Layout coordinate data:

:::

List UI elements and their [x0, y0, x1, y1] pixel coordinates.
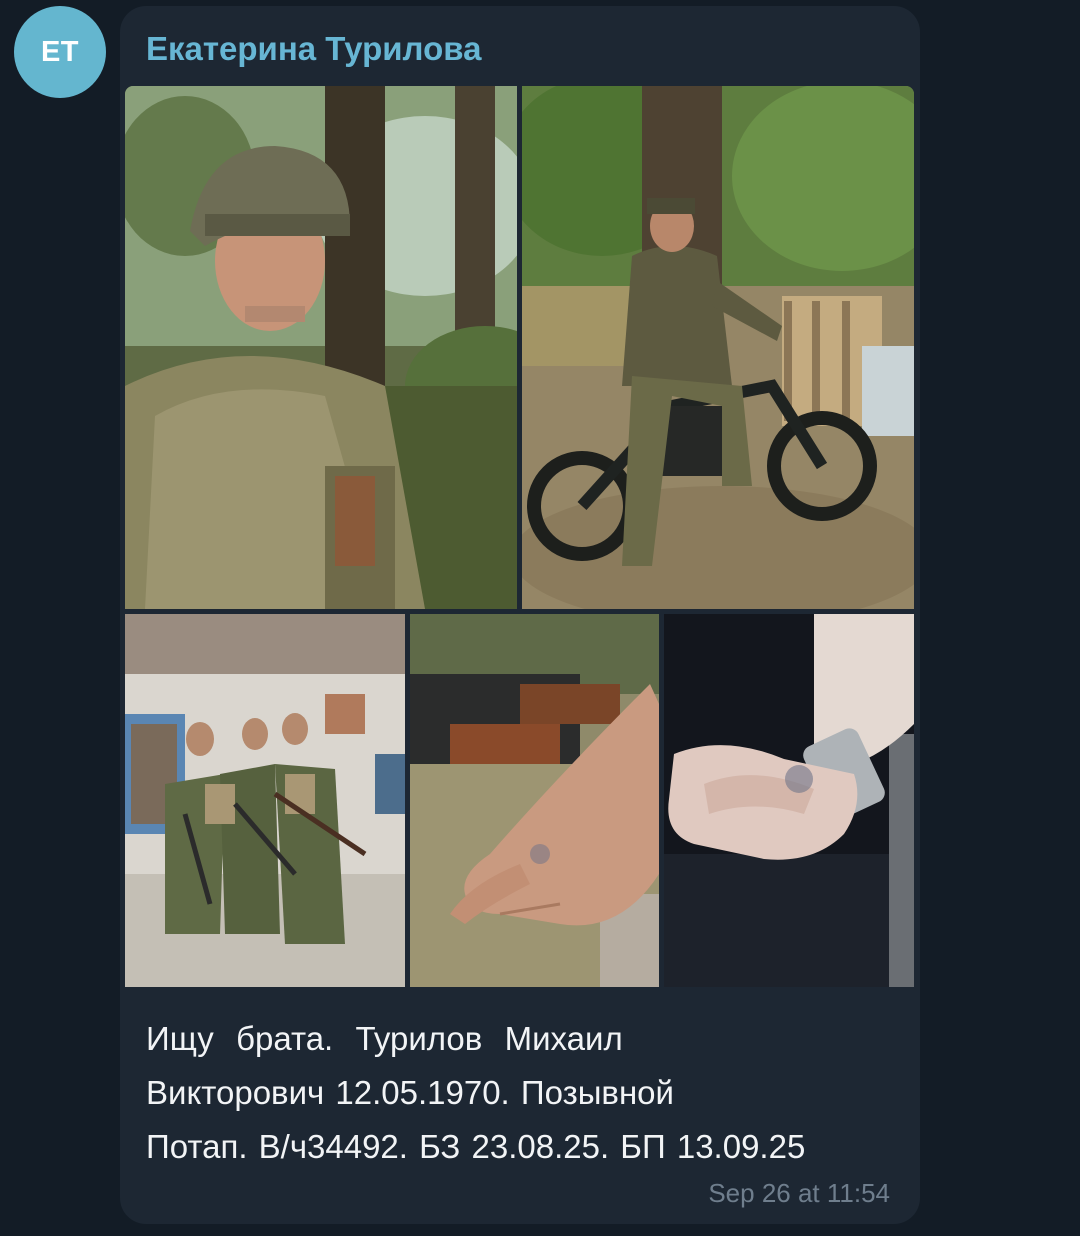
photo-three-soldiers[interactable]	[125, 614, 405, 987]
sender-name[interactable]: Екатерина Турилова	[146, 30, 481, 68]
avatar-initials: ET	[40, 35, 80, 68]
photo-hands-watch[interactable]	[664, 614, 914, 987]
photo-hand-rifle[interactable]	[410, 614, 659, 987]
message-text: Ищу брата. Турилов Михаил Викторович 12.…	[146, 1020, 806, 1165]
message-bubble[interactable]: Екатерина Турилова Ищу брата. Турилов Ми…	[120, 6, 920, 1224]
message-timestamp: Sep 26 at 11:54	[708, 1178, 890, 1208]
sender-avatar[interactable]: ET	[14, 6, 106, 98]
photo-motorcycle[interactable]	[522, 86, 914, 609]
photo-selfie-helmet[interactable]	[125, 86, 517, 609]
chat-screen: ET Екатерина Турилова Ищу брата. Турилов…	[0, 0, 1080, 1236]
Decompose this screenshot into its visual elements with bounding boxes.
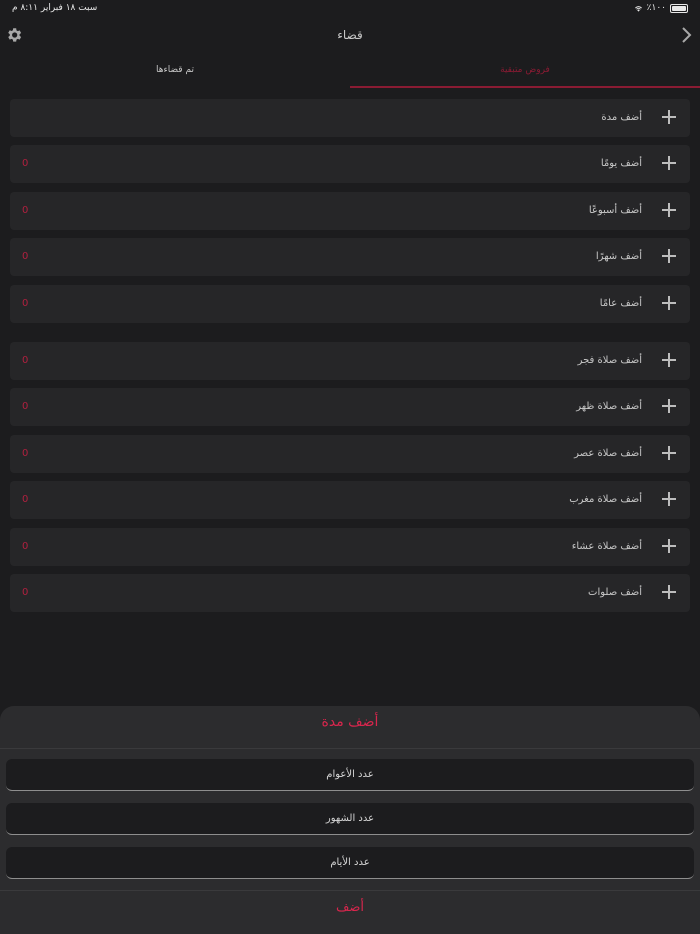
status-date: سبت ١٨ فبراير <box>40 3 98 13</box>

:::

EXERCISE BRIEF =
Extract the lines of the listing above, starting at its first line and ending at the line that contains "614, 914, 987]". Leave the pictures out of your answer.

COMPLETE OUTPUT =
List UI elements and their [x0, y0, x1, y1] pixel coordinates.
photo-three-soldiers[interactable]	[125, 614, 405, 987]
sender-name[interactable]: Екатерина Турилова	[146, 30, 481, 68]
avatar-initials: ET	[40, 35, 80, 68]
photo-hands-watch[interactable]	[664, 614, 914, 987]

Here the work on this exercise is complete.